### WHAT TO DO:
Your task is to output the data exactly as it stands.

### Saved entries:
+ + + + + + +
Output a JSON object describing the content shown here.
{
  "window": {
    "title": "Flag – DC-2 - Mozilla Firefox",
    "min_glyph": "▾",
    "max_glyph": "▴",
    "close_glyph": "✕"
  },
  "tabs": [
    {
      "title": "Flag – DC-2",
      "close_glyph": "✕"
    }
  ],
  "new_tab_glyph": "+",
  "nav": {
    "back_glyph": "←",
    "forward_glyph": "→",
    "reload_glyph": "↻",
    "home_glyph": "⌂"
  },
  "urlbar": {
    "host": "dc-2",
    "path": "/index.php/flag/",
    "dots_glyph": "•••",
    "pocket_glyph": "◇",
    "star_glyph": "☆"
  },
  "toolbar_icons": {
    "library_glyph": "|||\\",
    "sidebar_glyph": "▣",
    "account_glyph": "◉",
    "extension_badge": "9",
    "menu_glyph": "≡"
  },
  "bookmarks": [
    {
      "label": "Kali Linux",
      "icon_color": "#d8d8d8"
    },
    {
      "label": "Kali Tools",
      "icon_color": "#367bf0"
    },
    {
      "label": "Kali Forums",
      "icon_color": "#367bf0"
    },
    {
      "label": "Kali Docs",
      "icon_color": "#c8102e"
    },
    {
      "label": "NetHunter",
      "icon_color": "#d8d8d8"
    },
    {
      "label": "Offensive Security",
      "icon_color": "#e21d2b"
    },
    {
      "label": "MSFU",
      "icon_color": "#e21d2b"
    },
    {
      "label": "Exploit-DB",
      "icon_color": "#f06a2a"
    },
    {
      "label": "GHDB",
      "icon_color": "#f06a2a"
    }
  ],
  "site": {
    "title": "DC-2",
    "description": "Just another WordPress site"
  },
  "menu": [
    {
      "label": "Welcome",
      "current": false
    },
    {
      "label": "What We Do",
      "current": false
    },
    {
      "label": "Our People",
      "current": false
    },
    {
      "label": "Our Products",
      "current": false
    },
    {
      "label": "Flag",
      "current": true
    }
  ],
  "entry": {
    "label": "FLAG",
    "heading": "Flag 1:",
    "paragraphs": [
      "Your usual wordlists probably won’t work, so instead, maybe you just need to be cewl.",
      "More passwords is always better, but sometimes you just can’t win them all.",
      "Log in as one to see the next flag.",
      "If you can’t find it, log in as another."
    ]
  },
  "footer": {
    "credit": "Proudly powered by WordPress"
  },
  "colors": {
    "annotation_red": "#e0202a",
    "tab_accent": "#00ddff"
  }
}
+ + + + + + +
### IN RESPONSE:
Output a JSON object describing the content shown here.
{
  "window": {
    "title": "Flag – DC-2 - Mozilla Firefox",
    "min_glyph": "▾",
    "max_glyph": "▴",
    "close_glyph": "✕"
  },
  "tabs": [
    {
      "title": "Flag – DC-2",
      "close_glyph": "✕"
    }
  ],
  "new_tab_glyph": "+",
  "nav": {
    "back_glyph": "←",
    "forward_glyph": "→",
    "reload_glyph": "↻",
    "home_glyph": "⌂"
  },
  "urlbar": {
    "host": "dc-2",
    "path": "/index.php/flag/",
    "dots_glyph": "•••",
    "pocket_glyph": "◇",
    "star_glyph": "☆"
  },
  "toolbar_icons": {
    "library_glyph": "|||\\",
    "sidebar_glyph": "▣",
    "account_glyph": "◉",
    "extension_badge": "9",
    "menu_glyph": "≡"
  },
  "bookmarks": [
    {
      "label": "Kali Linux",
      "icon_color": "#d8d8d8"
    },
    {
      "label": "Kali Tools",
      "icon_color": "#367bf0"
    },
    {
      "label": "Kali Forums",
      "icon_color": "#367bf0"
    },
    {
      "label": "Kali Docs",
      "icon_color": "#c8102e"
    },
    {
      "label": "NetHunter",
      "icon_color": "#d8d8d8"
    },
    {
      "label": "Offensive Security",
      "icon_color": "#e21d2b"
    },
    {
      "label": "MSFU",
      "icon_color": "#e21d2b"
    },
    {
      "label": "Exploit-DB",
      "icon_color": "#f06a2a"
    },
    {
      "label": "GHDB",
      "icon_color": "#f06a2a"
    }
  ],
  "site": {
    "title": "DC-2",
    "description": "Just another WordPress site"
  },
  "menu": [
    {
      "label": "Welcome",
      "current": false
    },
    {
      "label": "What We Do",
      "current": false
    },
    {
      "label": "Our People",
      "current": false
    },
    {
      "label": "Our Products",
      "current": false
    },
    {
      "label": "Flag",
      "current": true
    }
  ],
  "entry": {
    "label": "FLAG",
    "heading": "Flag 1:",
    "paragraphs": [
      "Your usual wordlists probably won’t work, so instead, maybe you just need to be cewl.",
      "More passwords is always better, but sometimes you just can’t win them all.",
      "Log in as one to see the next flag.",
      "If you can’t find it, log in as another."
    ]
  },
  "footer": {
    "credit": "Proudly powered by WordPress"
  },
  "colors": {
    "annotation_red": "#e0202a",
    "tab_accent": "#00ddff"
  }
}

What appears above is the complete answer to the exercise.